Required work: Write out the lines that begin at the start of the records and end with the line containing "vacancy-profession: Разнорабочий: [400, 217, 495, 231]", both included, reproducing them exactly as they appear.

(Annotated element listings)
************
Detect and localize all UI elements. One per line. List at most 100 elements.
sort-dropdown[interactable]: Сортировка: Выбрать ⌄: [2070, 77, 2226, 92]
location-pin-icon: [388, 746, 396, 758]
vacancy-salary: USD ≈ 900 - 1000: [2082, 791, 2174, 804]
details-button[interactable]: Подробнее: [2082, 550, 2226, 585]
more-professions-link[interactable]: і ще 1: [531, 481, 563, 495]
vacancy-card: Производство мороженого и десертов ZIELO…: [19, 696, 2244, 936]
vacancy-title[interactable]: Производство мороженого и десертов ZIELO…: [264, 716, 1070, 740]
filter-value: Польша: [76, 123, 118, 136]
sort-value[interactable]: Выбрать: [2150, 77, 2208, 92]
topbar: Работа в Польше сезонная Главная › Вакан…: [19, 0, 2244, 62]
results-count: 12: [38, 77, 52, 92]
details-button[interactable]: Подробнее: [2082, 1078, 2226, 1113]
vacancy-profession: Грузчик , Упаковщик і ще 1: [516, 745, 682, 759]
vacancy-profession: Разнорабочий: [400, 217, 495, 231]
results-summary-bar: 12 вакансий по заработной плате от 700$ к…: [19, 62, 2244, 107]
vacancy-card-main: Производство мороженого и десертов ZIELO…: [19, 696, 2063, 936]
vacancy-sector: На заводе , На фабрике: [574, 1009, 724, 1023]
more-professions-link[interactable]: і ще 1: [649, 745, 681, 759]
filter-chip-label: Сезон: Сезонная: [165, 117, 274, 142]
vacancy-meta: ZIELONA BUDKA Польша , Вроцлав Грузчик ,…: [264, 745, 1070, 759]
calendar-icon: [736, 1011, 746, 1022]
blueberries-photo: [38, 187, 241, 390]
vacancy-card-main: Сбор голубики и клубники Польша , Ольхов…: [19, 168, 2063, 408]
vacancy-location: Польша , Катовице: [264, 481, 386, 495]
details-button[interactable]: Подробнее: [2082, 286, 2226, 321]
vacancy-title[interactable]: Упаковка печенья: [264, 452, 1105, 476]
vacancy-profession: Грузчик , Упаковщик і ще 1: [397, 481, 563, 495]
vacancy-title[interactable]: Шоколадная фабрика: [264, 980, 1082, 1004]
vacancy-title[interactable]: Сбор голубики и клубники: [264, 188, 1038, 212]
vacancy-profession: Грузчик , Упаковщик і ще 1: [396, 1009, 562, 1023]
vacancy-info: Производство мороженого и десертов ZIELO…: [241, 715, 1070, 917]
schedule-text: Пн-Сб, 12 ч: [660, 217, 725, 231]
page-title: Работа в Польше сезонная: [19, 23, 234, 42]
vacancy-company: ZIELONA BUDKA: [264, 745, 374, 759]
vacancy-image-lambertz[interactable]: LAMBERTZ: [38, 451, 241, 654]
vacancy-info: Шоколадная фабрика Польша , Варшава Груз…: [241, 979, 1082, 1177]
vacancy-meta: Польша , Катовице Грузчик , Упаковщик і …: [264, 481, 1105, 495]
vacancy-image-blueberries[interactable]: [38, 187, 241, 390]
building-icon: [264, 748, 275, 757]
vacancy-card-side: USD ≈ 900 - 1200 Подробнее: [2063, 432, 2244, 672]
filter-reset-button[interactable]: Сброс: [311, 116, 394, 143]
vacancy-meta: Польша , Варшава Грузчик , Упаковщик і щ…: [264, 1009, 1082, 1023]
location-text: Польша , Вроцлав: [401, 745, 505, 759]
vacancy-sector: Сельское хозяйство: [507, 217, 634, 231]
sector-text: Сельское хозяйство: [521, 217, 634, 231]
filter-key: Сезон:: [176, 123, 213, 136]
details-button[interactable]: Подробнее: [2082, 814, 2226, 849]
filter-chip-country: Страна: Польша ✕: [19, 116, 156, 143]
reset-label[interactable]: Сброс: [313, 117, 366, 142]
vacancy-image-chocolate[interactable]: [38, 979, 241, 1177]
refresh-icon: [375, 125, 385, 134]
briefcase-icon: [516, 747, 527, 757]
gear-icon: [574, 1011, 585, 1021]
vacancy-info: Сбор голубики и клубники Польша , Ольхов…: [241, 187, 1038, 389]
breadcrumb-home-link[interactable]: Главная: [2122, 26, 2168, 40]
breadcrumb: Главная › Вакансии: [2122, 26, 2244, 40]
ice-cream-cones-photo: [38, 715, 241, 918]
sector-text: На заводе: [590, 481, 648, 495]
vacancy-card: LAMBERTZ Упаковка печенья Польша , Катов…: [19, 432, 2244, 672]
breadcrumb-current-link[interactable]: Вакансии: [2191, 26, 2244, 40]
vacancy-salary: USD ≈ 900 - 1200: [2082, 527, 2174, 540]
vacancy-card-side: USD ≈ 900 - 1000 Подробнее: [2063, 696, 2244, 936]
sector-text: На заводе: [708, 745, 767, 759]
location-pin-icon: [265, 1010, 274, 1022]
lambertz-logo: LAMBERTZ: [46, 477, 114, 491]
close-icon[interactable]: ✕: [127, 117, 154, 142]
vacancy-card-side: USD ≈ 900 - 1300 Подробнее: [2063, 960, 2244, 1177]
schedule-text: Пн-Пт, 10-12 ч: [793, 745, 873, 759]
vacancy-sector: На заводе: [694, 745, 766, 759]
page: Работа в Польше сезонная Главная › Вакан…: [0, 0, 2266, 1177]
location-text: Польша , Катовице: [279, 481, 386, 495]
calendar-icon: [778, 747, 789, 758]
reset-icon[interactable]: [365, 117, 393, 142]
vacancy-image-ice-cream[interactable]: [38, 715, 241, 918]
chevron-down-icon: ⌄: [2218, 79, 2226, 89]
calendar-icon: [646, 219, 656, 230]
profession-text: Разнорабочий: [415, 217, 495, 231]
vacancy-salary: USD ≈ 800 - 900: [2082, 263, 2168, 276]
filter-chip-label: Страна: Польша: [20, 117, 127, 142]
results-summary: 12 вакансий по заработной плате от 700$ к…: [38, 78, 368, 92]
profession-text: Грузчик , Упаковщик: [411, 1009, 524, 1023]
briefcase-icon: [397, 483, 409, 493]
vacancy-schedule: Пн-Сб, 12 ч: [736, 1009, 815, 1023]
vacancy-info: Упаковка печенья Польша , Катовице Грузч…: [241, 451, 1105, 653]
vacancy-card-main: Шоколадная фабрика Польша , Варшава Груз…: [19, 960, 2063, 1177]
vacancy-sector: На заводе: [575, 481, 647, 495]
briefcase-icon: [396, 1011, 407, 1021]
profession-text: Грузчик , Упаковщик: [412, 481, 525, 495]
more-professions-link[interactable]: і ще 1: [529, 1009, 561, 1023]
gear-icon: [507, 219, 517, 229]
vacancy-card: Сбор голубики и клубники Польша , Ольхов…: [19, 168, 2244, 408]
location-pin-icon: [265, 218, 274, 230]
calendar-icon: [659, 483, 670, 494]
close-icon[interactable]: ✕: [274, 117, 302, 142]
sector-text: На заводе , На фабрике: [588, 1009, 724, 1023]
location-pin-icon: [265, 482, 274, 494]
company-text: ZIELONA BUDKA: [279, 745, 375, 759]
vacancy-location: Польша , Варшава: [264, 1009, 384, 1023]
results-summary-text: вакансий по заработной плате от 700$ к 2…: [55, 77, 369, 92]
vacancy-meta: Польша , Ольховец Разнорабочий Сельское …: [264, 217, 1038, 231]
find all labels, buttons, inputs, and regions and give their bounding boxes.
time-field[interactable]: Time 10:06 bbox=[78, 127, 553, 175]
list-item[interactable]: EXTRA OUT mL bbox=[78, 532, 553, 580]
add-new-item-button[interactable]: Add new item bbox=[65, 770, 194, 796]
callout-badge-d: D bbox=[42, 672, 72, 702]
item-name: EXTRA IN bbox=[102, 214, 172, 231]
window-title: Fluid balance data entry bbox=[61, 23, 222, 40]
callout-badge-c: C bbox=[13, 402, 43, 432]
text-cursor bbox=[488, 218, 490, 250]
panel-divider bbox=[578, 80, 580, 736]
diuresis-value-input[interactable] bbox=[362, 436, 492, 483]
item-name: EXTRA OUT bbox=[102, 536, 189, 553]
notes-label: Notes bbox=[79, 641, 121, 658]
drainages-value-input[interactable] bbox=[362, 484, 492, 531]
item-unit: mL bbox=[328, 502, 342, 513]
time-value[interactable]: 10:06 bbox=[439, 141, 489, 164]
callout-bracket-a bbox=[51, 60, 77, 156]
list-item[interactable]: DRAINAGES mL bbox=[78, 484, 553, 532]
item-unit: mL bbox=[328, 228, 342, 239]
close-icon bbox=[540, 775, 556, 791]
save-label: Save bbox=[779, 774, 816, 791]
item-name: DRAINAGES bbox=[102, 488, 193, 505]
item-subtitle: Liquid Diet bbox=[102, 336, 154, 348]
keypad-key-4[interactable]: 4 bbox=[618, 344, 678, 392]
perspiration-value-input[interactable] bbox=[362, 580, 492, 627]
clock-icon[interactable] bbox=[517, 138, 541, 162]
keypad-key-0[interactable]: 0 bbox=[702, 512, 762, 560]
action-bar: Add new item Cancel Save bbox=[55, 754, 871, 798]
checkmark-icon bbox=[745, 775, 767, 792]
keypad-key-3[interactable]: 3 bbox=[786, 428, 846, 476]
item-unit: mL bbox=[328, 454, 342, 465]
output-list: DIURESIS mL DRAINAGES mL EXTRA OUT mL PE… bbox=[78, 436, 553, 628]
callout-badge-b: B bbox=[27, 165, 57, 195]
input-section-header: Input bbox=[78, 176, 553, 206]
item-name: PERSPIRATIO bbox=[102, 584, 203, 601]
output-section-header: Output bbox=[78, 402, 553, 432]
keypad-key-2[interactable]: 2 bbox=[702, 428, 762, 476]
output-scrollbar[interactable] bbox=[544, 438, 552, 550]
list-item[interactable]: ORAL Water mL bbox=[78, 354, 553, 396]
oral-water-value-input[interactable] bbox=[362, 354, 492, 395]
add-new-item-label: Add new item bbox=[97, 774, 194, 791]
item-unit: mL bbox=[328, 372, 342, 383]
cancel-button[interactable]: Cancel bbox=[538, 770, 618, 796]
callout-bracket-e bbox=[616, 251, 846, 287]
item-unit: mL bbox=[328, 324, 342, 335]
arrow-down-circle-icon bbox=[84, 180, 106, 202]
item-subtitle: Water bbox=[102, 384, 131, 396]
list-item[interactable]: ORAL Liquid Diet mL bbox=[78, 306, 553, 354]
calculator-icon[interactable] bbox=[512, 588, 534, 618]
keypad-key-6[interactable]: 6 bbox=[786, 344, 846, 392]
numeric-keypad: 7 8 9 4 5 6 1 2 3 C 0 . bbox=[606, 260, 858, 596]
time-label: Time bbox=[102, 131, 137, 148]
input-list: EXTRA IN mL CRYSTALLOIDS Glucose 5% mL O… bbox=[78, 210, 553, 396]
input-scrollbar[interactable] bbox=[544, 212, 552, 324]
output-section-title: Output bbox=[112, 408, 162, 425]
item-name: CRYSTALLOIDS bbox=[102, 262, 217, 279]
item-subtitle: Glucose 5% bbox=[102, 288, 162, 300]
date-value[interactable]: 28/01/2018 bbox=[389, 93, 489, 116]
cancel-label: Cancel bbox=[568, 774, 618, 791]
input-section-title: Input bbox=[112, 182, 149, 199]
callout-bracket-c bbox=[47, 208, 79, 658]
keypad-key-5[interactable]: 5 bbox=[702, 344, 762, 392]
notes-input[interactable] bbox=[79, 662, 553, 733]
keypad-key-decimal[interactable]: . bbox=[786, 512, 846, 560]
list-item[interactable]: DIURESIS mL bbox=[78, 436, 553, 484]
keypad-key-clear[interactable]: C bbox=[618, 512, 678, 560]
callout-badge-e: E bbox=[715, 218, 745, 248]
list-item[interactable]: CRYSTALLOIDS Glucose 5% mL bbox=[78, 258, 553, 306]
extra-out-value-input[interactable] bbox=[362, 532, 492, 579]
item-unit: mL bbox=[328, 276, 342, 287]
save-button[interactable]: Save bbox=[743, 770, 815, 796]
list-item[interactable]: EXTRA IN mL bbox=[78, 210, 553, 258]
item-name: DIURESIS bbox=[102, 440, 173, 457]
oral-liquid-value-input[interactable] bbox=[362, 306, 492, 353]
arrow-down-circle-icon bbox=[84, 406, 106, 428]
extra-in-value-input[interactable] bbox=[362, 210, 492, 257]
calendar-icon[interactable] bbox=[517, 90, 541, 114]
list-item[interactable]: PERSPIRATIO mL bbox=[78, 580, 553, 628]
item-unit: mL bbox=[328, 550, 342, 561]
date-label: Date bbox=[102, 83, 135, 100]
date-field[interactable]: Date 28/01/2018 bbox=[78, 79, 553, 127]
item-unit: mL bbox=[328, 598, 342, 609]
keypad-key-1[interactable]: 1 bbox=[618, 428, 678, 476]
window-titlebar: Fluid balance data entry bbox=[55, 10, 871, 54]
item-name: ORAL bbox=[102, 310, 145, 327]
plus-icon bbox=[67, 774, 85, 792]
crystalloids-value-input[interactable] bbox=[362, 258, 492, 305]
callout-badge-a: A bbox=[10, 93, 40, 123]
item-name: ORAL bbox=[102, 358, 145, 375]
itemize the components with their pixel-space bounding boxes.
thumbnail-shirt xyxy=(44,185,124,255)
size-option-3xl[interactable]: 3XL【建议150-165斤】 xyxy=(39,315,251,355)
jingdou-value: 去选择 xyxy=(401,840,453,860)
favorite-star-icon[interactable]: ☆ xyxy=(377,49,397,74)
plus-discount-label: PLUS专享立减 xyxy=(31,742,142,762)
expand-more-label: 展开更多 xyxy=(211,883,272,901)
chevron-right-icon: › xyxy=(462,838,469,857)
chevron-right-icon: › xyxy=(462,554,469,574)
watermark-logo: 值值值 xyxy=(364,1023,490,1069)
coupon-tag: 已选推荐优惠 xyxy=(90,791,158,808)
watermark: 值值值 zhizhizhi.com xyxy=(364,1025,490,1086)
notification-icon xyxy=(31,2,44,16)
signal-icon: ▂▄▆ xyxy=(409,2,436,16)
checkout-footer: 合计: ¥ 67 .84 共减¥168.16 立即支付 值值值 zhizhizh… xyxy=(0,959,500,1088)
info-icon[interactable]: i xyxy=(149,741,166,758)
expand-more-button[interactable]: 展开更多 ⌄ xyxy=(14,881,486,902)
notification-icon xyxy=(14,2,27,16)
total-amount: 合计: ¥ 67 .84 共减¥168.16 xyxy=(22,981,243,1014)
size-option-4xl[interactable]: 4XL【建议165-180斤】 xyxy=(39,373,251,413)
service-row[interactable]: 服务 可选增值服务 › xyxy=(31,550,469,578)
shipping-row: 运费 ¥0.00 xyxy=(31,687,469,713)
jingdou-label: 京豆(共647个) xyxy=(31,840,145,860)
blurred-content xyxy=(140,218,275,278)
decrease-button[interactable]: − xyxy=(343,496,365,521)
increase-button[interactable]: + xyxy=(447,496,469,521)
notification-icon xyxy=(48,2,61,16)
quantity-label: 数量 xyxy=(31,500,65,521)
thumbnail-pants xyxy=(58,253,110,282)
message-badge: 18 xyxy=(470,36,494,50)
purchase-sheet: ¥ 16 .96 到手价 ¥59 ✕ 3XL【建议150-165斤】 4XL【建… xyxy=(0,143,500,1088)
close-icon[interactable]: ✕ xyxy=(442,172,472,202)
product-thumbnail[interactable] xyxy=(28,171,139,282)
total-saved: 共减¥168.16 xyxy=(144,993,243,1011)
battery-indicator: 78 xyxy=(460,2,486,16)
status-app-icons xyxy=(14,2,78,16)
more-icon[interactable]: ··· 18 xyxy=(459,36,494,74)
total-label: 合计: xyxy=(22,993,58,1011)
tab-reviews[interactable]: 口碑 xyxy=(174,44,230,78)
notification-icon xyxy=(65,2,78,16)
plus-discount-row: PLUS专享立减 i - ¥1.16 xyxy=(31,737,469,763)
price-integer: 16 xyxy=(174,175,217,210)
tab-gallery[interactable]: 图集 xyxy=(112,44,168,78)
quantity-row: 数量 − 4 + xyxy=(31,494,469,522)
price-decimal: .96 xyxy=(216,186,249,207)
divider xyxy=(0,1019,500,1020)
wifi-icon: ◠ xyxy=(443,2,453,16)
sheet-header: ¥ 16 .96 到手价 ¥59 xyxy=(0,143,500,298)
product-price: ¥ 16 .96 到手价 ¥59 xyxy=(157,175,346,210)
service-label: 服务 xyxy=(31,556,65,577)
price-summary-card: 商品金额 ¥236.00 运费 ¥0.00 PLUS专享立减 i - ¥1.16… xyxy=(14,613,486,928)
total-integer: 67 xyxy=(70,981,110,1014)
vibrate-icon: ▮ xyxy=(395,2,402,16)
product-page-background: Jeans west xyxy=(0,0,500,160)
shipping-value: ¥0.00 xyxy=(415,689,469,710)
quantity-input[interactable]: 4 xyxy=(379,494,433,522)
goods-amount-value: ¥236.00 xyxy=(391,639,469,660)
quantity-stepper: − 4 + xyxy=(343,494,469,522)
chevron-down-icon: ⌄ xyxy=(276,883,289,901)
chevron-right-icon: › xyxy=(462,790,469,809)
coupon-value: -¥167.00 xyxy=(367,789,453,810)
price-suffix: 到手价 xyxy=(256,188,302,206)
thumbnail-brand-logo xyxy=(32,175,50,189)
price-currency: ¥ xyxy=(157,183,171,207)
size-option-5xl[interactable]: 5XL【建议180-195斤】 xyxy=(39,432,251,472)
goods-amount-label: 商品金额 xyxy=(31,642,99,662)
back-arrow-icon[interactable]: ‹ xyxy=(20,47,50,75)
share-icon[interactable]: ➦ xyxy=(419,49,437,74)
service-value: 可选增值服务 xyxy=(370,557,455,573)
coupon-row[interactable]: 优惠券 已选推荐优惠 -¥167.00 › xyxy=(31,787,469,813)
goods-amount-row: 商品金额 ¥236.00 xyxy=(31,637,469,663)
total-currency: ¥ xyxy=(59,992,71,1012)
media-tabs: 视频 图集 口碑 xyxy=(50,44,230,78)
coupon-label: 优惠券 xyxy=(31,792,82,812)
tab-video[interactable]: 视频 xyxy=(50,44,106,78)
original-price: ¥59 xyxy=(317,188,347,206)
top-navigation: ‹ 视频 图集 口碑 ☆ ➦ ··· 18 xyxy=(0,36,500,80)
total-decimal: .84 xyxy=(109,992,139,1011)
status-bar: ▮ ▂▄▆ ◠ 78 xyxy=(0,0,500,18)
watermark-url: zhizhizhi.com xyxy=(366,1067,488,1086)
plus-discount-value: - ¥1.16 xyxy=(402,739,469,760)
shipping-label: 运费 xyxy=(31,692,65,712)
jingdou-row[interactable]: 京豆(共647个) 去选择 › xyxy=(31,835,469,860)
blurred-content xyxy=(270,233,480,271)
************
Task solution:
Detect and localize all UI elements. One per line. List at most 100 elements.
sort-dropdown[interactable]: Сортировка: Выбрать ⌄: [2070, 77, 2226, 92]
location-pin-icon: [388, 746, 396, 758]
vacancy-salary: USD ≈ 900 - 1000: [2082, 791, 2174, 804]
details-button[interactable]: Подробнее: [2082, 550, 2226, 585]
more-professions-link[interactable]: і ще 1: [531, 481, 563, 495]
vacancy-card: Производство мороженого и десертов ZIELO…: [19, 696, 2244, 936]
vacancy-title[interactable]: Производство мороженого и десертов ZIELO…: [264, 716, 1070, 740]
filter-value: Польша: [76, 123, 118, 136]
sort-value[interactable]: Выбрать: [2150, 77, 2208, 92]
topbar: Работа в Польше сезонная Главная › Вакан…: [19, 0, 2244, 62]
results-count: 12: [38, 77, 52, 92]
details-button[interactable]: Подробнее: [2082, 1078, 2226, 1113]
vacancy-profession: Грузчик , Упаковщик і ще 1: [516, 745, 682, 759]
vacancy-profession: Разнорабочий: [400, 217, 495, 231]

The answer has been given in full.